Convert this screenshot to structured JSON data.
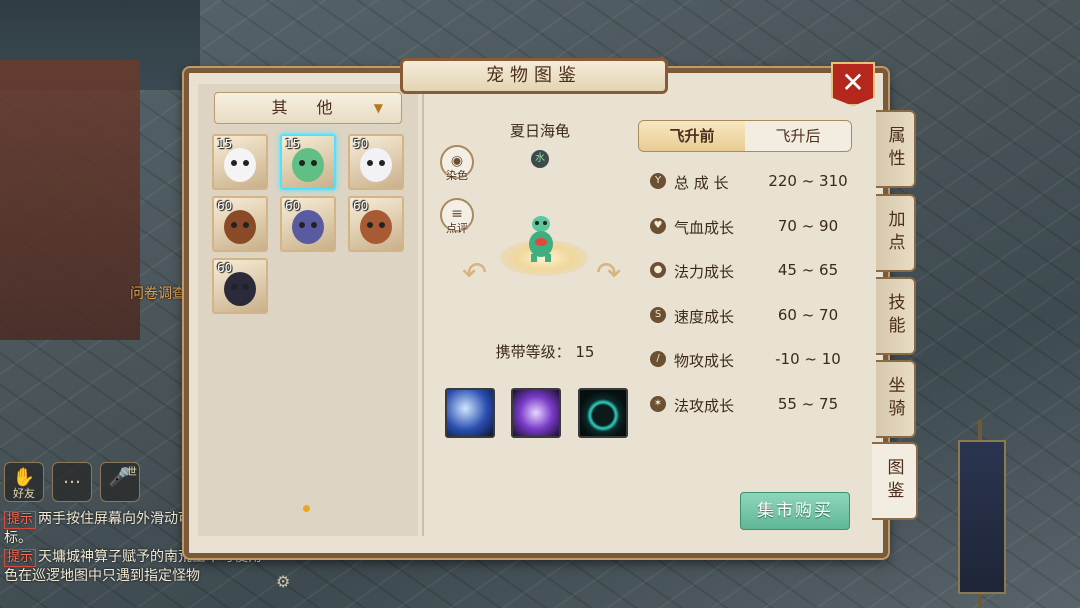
{
  "window": {
    "title": "宠物图鉴",
    "close_label": "✕"
  },
  "filter": {
    "selected": "其 他",
    "arrow": "▼"
  },
  "pets": [
    {
      "level": "15",
      "color": "#f4f4f4",
      "selected": false
    },
    {
      "level": "15",
      "color": "#5fbf84",
      "selected": true
    },
    {
      "level": "50",
      "color": "#f2f2f6",
      "selected": false
    },
    {
      "level": "60",
      "color": "#8a4a28",
      "selected": false
    },
    {
      "level": "60",
      "color": "#5a5aa0",
      "selected": false
    },
    {
      "level": "60",
      "color": "#a85a34",
      "selected": false
    },
    {
      "level": "60",
      "color": "#2a2a3a",
      "selected": false
    }
  ],
  "detail": {
    "pet_name": "夏日海龟",
    "element": "水",
    "dye_label": "染色",
    "comment_label": "点评",
    "carry_level": "携带等级： 15"
  },
  "tabs": {
    "before": "飞升前",
    "after": "飞升后",
    "active": "before"
  },
  "stats": [
    {
      "icon": "Y",
      "name": "总 成 长",
      "value": "220 ~ 310"
    },
    {
      "icon": "♥",
      "name": "气血成长",
      "value": "70 ~ 90"
    },
    {
      "icon": "●",
      "name": "法力成长",
      "value": "45 ~ 65"
    },
    {
      "icon": "S",
      "name": "速度成长",
      "value": "60 ~ 70"
    },
    {
      "icon": "/",
      "name": "物攻成长",
      "value": "-10 ~ 10"
    },
    {
      "icon": "✶",
      "name": "法攻成长",
      "value": "55 ~ 75"
    }
  ],
  "buy_button": "集市购买",
  "side_tabs": [
    "属性",
    "加点",
    "技能",
    "坐骑",
    "图鉴"
  ],
  "side_tab_active": "图鉴",
  "chat": {
    "friends_label": "好友",
    "voice_label": "世",
    "lines": [
      {
        "tag": "提示",
        "text": "两手按住屏幕向外滑动可隐藏界面图标。"
      },
      {
        "tag": "提示",
        "text": "天墉城神算子赋予的南荒巫术可使角色在巡逻地图中只遇到指定怪物"
      }
    ]
  },
  "bg_text": "问卷调查"
}
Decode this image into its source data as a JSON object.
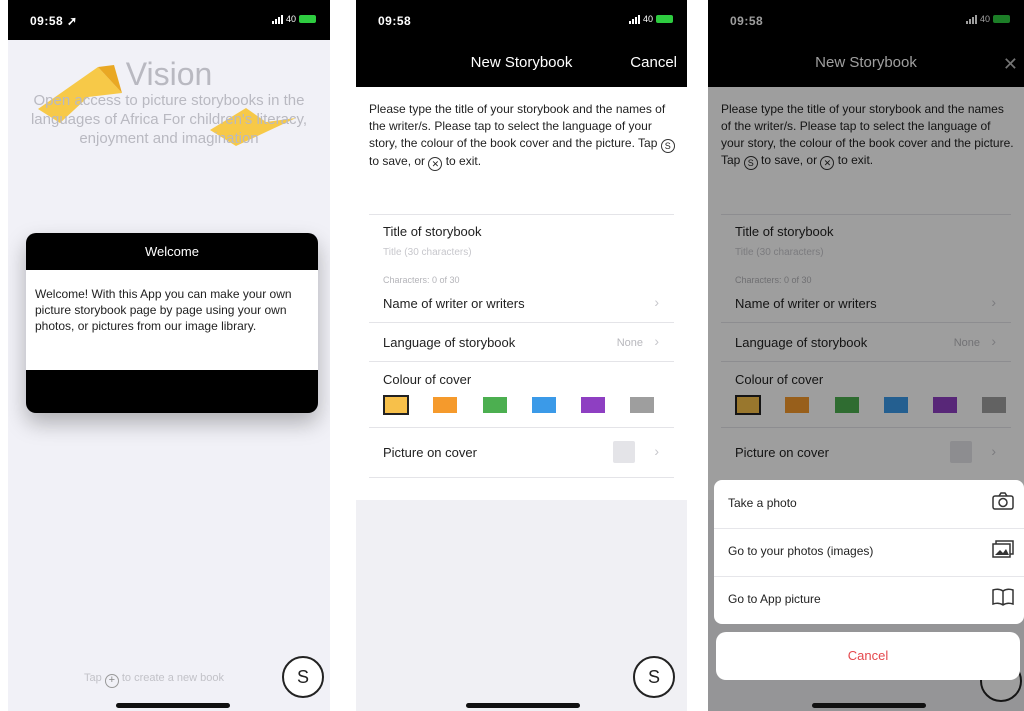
{
  "panel1": {
    "status_time": "09:58 ➚",
    "signal": "40",
    "vision_heading": "Vision",
    "vision_text": "Open access to picture storybooks in the languages of Africa For children's literacy, enjoyment and imagination",
    "dialog_title": "Welcome",
    "dialog_body": "Welcome! With this App you can make your own picture storybook page by page using your own photos, or pictures from our image library.",
    "tap_text_prefix": "Tap",
    "tap_text_suffix": "to create a new book",
    "plus_icon": "plus-circle-icon",
    "s_button": "S"
  },
  "panel2": {
    "status_time": "09:58",
    "signal": "40",
    "nav_title": "New Storybook",
    "nav_action": "Cancel",
    "instruction_1": "Please type the title of your storybook and the names of the writer/s. Please tap to select the language of your story, the colour of the book cover and the picture. Tap",
    "instruction_2": "to save, or",
    "instruction_3": "to exit.",
    "save_glyph": "S",
    "exit_glyph": "✕",
    "title_label": "Title of storybook",
    "title_placeholder": "Title (30 characters)",
    "char_counter": "Characters: 0 of 30",
    "writer_label": "Name of writer or writers",
    "language_label": "Language of storybook",
    "language_value": "None",
    "colour_label": "Colour of cover",
    "picture_label": "Picture on cover",
    "chevron": "›",
    "s_button": "S"
  },
  "panel3": {
    "status_time": "09:58",
    "signal": "40",
    "nav_title": "New Storybook",
    "close_glyph": "✕",
    "instruction_1": "Please type the title of your storybook and the names of the writer/s. Please tap to select the language of your story, the colour of the book cover and the picture. Tap",
    "instruction_2": "to save, or",
    "instruction_3": "to exit.",
    "save_glyph": "S",
    "exit_glyph": "✕",
    "title_label": "Title of storybook",
    "title_placeholder": "Title (30 characters)",
    "char_counter": "Characters: 0 of 30",
    "writer_label": "Name of writer or writers",
    "language_label": "Language of storybook",
    "language_value": "None",
    "colour_label": "Colour of cover",
    "picture_label": "Picture on cover",
    "chevron": "›",
    "option_photo": "Take a photo",
    "option_photos": "Go to your photos (images)",
    "option_app": "Go to App picture",
    "photo_icon": "camera-icon",
    "photos_icon": "images-icon",
    "app_icon": "book-icon",
    "cancel": "Cancel"
  },
  "cover_colors": [
    "#f7c04a",
    "#f59a2c",
    "#4caf50",
    "#3b9ae8",
    "#8e3fc2",
    "#9e9e9e"
  ]
}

+ + + + +

> _STATED GOAL_
Transcribe all of the records above character for character. Exclude the pictures.

> _RESPONSE TO THIS EXERCISE_
Convert this screenshot to structured JSON data.
{
  "window": {
    "title": "宠物图鉴",
    "close_label": "✕"
  },
  "filter": {
    "selected": "其 他",
    "arrow": "▼"
  },
  "pets": [
    {
      "level": "15",
      "color": "#f4f4f4",
      "selected": false
    },
    {
      "level": "15",
      "color": "#5fbf84",
      "selected": true
    },
    {
      "level": "50",
      "color": "#f2f2f6",
      "selected": false
    },
    {
      "level": "60",
      "color": "#8a4a28",
      "selected": false
    },
    {
      "level": "60",
      "color": "#5a5aa0",
      "selected": false
    },
    {
      "level": "60",
      "color": "#a85a34",
      "selected": false
    },
    {
      "level": "60",
      "color": "#2a2a3a",
      "selected": false
    }
  ],
  "detail": {
    "pet_name": "夏日海龟",
    "element": "水",
    "dye_label": "染色",
    "comment_label": "点评",
    "carry_level": "携带等级： 15"
  },
  "tabs": {
    "before": "飞升前",
    "after": "飞升后",
    "active": "before"
  },
  "stats": [
    {
      "icon": "Y",
      "name": "总 成 长",
      "value": "220 ~ 310"
    },
    {
      "icon": "♥",
      "name": "气血成长",
      "value": "70 ~ 90"
    },
    {
      "icon": "●",
      "name": "法力成长",
      "value": "45 ~ 65"
    },
    {
      "icon": "S",
      "name": "速度成长",
      "value": "60 ~ 70"
    },
    {
      "icon": "/",
      "name": "物攻成长",
      "value": "-10 ~ 10"
    },
    {
      "icon": "✶",
      "name": "法攻成长",
      "value": "55 ~ 75"
    }
  ],
  "buy_button": "集市购买",
  "side_tabs": [
    "属性",
    "加点",
    "技能",
    "坐骑",
    "图鉴"
  ],
  "side_tab_active": "图鉴",
  "chat": {
    "friends_label": "好友",
    "voice_label": "世",
    "lines": [
      {
        "tag": "提示",
        "text": "两手按住屏幕向外滑动可隐藏界面图标。"
      },
      {
        "tag": "提示",
        "text": "天墉城神算子赋予的南荒巫术可使角色在巡逻地图中只遇到指定怪物"
      }
    ]
  },
  "bg_text": "问卷调查"
}
Decode this image into its source data as a JSON object.
{
  "panel1": {
    "status_time": "09:58 ➚",
    "signal": "40",
    "vision_heading": "Vision",
    "vision_text": "Open access to picture storybooks in the languages of Africa For children's literacy, enjoyment and imagination",
    "dialog_title": "Welcome",
    "dialog_body": "Welcome! With this App you can make your own picture storybook page by page using your own photos, or pictures from our image library.",
    "tap_text_prefix": "Tap",
    "tap_text_suffix": "to create a new book",
    "plus_icon": "plus-circle-icon",
    "s_button": "S"
  },
  "panel2": {
    "status_time": "09:58",
    "signal": "40",
    "nav_title": "New Storybook",
    "nav_action": "Cancel",
    "instruction_1": "Please type the title of your storybook and the names of the writer/s. Please tap to select the language of your story, the colour of the book cover and the picture. Tap",
    "instruction_2": "to save, or",
    "instruction_3": "to exit.",
    "save_glyph": "S",
    "exit_glyph": "✕",
    "title_label": "Title of storybook",
    "title_placeholder": "Title (30 characters)",
    "char_counter": "Characters: 0 of 30",
    "writer_label": "Name of writer or writers",
    "language_label": "Language of storybook",
    "language_value": "None",
    "colour_label": "Colour of cover",
    "picture_label": "Picture on cover",
    "chevron": "›",
    "s_button": "S"
  },
  "panel3": {
    "status_time": "09:58",
    "signal": "40",
    "nav_title": "New Storybook",
    "close_glyph": "✕",
    "instruction_1": "Please type the title of your storybook and the names of the writer/s. Please tap to select the language of your story, the colour of the book cover and the picture. Tap",
    "instruction_2": "to save, or",
    "instruction_3": "to exit.",
    "save_glyph": "S",
    "exit_glyph": "✕",
    "title_label": "Title of storybook",
    "title_placeholder": "Title (30 characters)",
    "char_counter": "Characters: 0 of 30",
    "writer_label": "Name of writer or writers",
    "language_label": "Language of storybook",
    "language_value": "None",
    "colour_label": "Colour of cover",
    "picture_label": "Picture on cover",
    "chevron": "›",
    "option_photo": "Take a photo",
    "option_photos": "Go to your photos (images)",
    "option_app": "Go to App picture",
    "photo_icon": "camera-icon",
    "photos_icon": "images-icon",
    "app_icon": "book-icon",
    "cancel": "Cancel"
  },
  "cover_colors": [
    "#f7c04a",
    "#f59a2c",
    "#4caf50",
    "#3b9ae8",
    "#8e3fc2",
    "#9e9e9e"
  ]
}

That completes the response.